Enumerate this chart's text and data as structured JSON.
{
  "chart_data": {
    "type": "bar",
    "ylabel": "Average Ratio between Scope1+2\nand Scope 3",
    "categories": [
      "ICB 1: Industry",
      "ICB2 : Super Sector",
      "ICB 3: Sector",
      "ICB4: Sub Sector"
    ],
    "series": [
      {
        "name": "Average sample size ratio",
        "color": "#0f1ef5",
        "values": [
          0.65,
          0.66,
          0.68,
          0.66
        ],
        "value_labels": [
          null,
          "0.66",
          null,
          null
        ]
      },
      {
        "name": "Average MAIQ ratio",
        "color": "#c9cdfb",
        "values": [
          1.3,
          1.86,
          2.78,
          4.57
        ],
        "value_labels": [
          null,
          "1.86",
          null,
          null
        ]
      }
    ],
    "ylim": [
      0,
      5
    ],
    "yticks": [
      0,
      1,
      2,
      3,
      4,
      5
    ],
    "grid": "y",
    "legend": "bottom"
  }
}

= = = =

## Task objective
Using the listing above, retype each line exactly.

## Answer to this task
Enumerate this chart's text and data as structured JSON.
{
  "chart_data": {
    "type": "bar",
    "ylabel": "Average Ratio between Scope1+2\nand Scope 3",
    "categories": [
      "ICB 1: Industry",
      "ICB2 : Super Sector",
      "ICB 3: Sector",
      "ICB4: Sub Sector"
    ],
    "series": [
      {
        "name": "Average sample size ratio",
        "color": "#0f1ef5",
        "values": [
          0.65,
          0.66,
          0.68,
          0.66
        ],
        "value_labels": [
          null,
          "0.66",
          null,
          null
        ]
      },
      {
        "name": "Average MAIQ ratio",
        "color": "#c9cdfb",
        "values": [
          1.3,
          1.86,
          2.78,
          4.57
        ],
        "value_labels": [
          null,
          "1.86",
          null,
          null
        ]
      }
    ],
    "ylim": [
      0,
      5
    ],
    "yticks": [
      0,
      1,
      2,
      3,
      4,
      5
    ],
    "grid": "y",
    "legend": "bottom"
  }
}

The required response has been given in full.